### DATA PROVIDED
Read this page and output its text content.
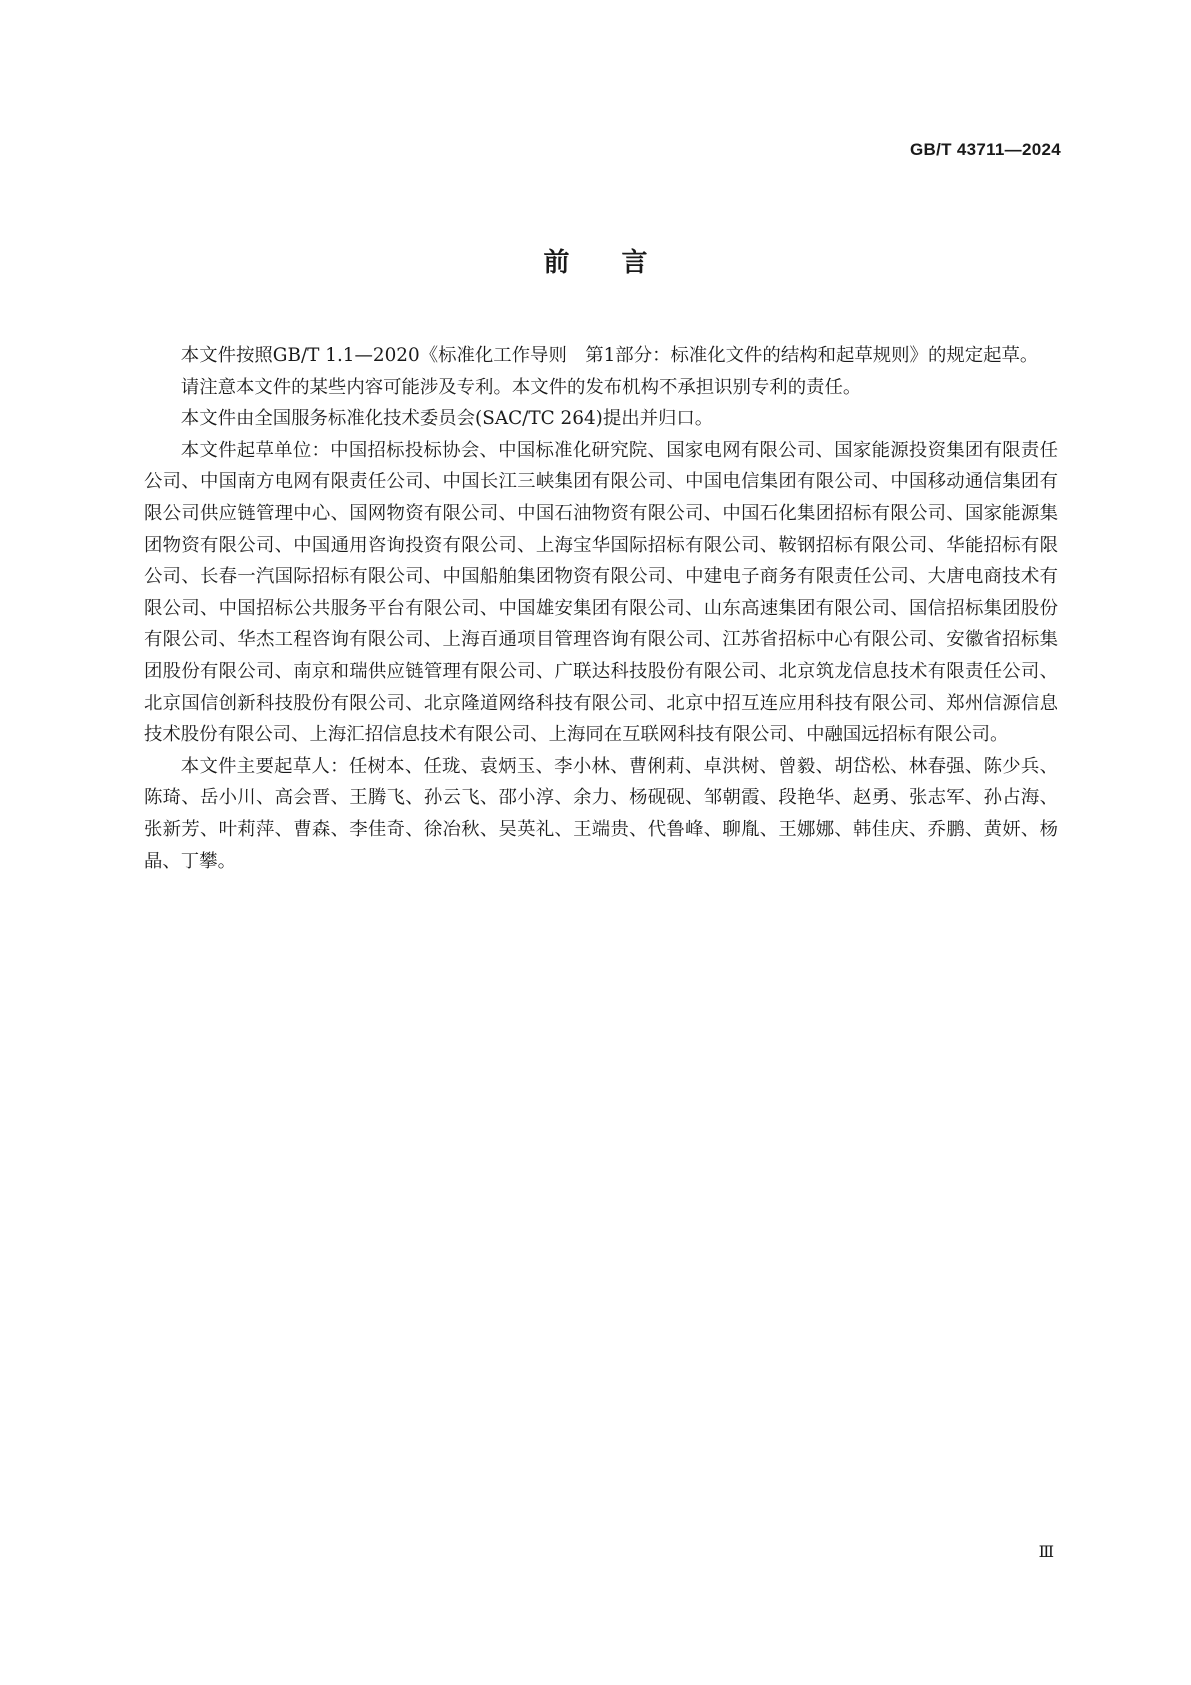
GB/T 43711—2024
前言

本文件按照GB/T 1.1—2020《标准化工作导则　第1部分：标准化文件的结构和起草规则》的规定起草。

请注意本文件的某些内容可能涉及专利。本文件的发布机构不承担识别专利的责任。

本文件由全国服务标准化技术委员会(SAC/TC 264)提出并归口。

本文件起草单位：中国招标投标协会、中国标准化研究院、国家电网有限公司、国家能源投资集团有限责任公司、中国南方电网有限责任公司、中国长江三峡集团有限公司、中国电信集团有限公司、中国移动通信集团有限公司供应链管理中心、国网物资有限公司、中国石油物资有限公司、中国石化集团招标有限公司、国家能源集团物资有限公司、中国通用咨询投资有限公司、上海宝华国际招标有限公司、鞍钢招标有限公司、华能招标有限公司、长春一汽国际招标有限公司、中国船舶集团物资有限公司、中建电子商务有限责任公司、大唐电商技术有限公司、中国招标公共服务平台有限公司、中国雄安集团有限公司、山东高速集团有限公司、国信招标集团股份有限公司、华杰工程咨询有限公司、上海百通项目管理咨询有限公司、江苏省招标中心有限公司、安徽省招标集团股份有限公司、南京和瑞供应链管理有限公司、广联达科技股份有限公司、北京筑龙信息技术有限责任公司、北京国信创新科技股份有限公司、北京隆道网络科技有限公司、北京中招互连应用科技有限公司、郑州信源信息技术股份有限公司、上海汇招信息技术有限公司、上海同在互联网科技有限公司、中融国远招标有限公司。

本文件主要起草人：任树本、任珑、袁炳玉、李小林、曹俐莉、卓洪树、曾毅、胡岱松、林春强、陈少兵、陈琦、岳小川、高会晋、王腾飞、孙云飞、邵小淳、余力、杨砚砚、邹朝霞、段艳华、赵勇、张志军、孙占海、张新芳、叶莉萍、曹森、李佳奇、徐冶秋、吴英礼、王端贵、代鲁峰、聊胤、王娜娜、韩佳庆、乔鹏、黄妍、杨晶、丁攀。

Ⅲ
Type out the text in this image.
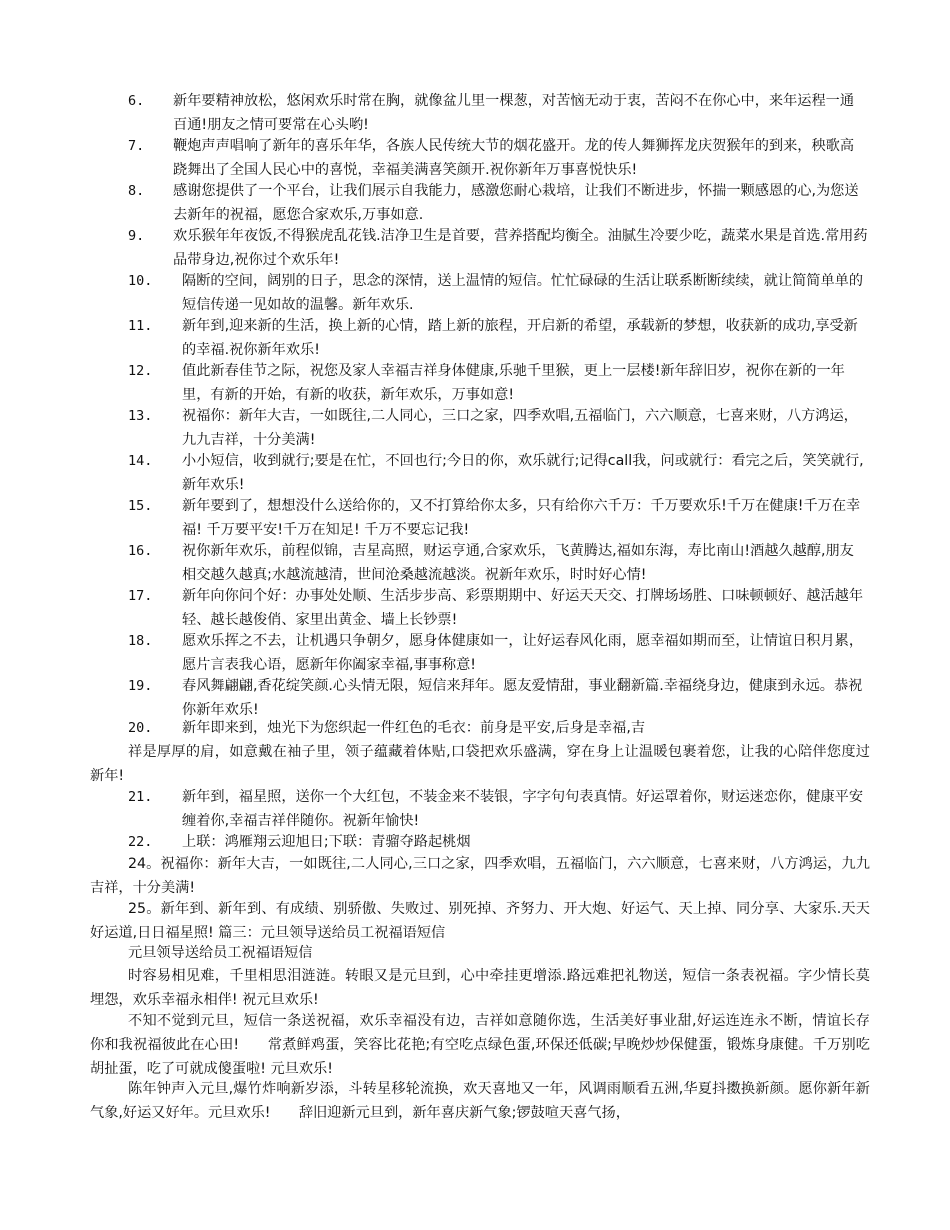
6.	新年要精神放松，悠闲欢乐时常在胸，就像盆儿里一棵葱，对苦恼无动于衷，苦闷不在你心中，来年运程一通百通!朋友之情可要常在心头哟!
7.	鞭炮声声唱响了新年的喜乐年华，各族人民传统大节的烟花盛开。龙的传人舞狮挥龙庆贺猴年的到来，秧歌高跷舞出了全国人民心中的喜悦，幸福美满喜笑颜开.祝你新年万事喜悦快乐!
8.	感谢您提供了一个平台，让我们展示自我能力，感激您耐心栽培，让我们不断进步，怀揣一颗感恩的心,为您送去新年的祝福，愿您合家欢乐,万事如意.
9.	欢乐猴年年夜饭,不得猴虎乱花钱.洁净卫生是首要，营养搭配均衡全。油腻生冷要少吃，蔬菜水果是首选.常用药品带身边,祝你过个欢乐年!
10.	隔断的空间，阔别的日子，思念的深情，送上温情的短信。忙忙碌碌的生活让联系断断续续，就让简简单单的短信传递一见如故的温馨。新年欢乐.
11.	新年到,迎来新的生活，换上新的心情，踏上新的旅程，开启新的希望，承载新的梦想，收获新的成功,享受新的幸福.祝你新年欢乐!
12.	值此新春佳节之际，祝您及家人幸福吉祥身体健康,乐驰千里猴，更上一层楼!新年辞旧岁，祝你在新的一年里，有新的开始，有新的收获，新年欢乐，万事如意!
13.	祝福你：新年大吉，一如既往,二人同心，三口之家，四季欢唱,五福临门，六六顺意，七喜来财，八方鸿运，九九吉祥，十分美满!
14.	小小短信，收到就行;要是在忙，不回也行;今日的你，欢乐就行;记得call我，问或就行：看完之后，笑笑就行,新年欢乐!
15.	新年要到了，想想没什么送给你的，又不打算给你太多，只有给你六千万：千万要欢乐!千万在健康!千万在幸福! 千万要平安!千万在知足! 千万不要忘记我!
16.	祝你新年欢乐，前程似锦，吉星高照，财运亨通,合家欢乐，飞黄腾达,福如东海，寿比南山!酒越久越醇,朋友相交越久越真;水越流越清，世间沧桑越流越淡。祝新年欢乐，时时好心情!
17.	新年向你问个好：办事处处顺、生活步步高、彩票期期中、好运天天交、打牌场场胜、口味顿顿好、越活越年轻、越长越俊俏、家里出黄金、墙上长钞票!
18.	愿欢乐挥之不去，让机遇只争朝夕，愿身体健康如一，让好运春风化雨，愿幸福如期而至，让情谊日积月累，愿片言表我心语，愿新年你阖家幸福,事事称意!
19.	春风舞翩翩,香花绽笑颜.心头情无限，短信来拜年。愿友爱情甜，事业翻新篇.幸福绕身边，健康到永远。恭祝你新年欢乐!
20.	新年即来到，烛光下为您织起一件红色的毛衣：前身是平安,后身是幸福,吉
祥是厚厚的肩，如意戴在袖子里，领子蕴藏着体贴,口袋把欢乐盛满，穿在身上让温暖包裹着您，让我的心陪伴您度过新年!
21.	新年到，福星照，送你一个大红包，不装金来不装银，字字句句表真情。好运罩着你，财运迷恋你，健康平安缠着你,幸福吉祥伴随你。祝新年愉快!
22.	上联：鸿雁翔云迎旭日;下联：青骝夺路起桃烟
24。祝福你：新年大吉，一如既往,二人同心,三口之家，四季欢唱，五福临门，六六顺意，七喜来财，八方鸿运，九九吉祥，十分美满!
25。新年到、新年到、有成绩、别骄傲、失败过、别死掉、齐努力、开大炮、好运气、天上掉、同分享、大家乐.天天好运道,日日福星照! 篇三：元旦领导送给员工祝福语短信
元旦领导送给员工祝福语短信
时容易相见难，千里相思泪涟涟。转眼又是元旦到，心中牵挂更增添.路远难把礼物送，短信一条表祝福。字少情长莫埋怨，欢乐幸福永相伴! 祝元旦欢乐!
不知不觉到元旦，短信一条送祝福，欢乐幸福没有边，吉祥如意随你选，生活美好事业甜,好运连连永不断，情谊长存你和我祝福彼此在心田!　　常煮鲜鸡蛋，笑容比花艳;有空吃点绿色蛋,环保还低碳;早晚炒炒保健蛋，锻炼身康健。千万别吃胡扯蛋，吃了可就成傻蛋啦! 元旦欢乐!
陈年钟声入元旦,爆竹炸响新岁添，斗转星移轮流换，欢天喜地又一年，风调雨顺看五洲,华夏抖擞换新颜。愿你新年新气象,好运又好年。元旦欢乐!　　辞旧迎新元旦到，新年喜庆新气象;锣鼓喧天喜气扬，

### AIM
Scan the material above. Copy each line that holds the word "三口之家".

### PROBLEM SOLUTION
13.	祝福你：新年大吉，一如既往,二人同心，三口之家，四季欢唱,五福临门，六六顺意，七喜来财，八方鸿运，九九吉祥，十分美满!
24。祝福你：新年大吉，一如既往,二人同心,三口之家，四季欢唱，五福临门，六六顺意，七喜来财，八方鸿运，九九吉祥，十分美满!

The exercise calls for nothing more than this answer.